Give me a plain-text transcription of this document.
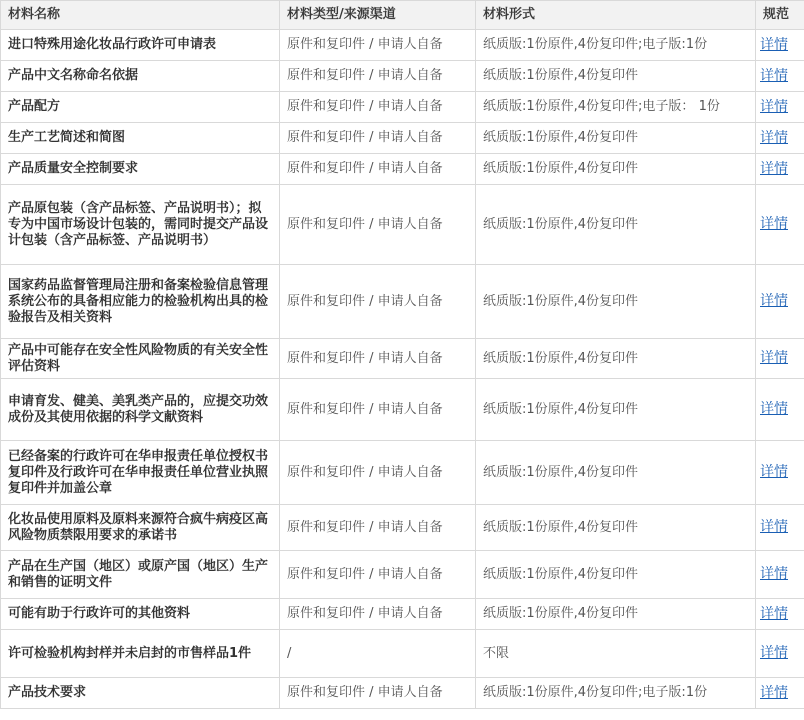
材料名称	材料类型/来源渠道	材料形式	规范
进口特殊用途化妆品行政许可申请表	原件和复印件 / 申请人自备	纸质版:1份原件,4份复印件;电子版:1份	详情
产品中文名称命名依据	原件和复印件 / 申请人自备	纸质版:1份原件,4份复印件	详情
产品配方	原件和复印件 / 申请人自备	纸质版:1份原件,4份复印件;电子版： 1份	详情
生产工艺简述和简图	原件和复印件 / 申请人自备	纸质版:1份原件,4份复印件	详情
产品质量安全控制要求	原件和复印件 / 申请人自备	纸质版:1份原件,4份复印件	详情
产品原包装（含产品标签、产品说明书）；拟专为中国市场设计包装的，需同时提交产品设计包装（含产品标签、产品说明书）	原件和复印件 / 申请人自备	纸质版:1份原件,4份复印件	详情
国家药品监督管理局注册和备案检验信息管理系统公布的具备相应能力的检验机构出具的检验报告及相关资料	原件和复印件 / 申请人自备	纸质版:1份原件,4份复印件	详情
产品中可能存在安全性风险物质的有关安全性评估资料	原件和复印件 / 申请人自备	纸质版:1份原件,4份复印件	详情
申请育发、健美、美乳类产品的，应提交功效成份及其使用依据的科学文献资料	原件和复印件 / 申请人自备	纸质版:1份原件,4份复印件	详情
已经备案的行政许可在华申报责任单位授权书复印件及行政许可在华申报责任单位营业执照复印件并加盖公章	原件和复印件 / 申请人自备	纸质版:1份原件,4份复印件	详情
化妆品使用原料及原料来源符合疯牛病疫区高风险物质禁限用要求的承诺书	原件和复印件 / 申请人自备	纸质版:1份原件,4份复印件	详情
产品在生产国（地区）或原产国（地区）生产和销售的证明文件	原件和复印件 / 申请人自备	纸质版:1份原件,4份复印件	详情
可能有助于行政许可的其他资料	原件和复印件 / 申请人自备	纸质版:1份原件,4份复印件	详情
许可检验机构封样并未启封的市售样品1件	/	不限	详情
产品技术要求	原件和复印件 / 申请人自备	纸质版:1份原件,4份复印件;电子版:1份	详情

────────────────────

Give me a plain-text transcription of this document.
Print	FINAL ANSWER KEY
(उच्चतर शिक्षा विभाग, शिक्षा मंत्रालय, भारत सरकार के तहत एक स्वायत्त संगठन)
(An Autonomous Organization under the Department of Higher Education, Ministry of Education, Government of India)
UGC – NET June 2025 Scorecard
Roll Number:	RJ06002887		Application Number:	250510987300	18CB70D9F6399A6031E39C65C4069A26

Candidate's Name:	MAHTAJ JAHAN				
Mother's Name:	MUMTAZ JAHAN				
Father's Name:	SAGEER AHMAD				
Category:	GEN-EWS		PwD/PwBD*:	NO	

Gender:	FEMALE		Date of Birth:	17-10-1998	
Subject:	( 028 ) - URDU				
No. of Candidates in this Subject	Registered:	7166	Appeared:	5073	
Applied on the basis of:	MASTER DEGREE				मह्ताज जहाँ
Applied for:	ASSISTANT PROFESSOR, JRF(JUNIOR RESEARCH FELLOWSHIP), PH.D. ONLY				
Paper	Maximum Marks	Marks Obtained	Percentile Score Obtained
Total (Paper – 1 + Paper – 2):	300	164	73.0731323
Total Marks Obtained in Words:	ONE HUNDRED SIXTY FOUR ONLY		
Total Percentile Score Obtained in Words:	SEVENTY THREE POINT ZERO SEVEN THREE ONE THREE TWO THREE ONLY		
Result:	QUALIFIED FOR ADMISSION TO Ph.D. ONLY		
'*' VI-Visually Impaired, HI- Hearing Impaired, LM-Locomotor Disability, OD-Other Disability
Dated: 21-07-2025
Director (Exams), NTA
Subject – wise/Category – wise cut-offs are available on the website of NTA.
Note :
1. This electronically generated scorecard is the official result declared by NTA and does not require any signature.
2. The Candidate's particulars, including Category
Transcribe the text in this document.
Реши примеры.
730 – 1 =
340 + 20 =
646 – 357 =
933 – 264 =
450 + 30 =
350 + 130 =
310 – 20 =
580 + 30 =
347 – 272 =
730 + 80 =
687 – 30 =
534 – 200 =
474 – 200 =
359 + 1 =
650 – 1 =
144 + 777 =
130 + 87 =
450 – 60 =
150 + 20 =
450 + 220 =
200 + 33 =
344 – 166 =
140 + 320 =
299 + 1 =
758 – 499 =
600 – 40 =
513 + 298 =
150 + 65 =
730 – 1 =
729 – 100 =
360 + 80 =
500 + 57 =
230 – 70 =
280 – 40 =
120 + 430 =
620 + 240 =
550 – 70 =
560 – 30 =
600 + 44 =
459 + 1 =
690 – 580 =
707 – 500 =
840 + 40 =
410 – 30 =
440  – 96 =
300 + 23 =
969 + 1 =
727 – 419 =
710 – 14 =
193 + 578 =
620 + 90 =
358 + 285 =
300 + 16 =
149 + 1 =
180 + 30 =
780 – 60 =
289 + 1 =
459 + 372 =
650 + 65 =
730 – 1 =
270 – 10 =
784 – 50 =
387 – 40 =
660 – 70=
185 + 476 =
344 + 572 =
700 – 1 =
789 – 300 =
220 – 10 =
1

────────────────────

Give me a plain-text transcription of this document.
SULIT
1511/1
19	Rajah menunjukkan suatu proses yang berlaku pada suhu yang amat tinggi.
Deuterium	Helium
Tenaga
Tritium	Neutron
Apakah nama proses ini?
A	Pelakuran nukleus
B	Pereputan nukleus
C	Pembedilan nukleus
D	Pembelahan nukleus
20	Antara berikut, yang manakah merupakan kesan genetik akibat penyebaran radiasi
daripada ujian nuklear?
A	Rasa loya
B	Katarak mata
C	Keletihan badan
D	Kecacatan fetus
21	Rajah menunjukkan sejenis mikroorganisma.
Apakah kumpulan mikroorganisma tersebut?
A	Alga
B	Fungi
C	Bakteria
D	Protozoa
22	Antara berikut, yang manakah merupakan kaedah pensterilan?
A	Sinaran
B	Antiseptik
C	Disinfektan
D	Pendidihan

────────────────────

GOAL OF THE EXERCISE: Look through the data above. Each line containing the word "Apakah" needs to be copied.

CORRECT RESULT:
Apakah nama proses ini?
Apakah kumpulan mikroorganisma tersebut?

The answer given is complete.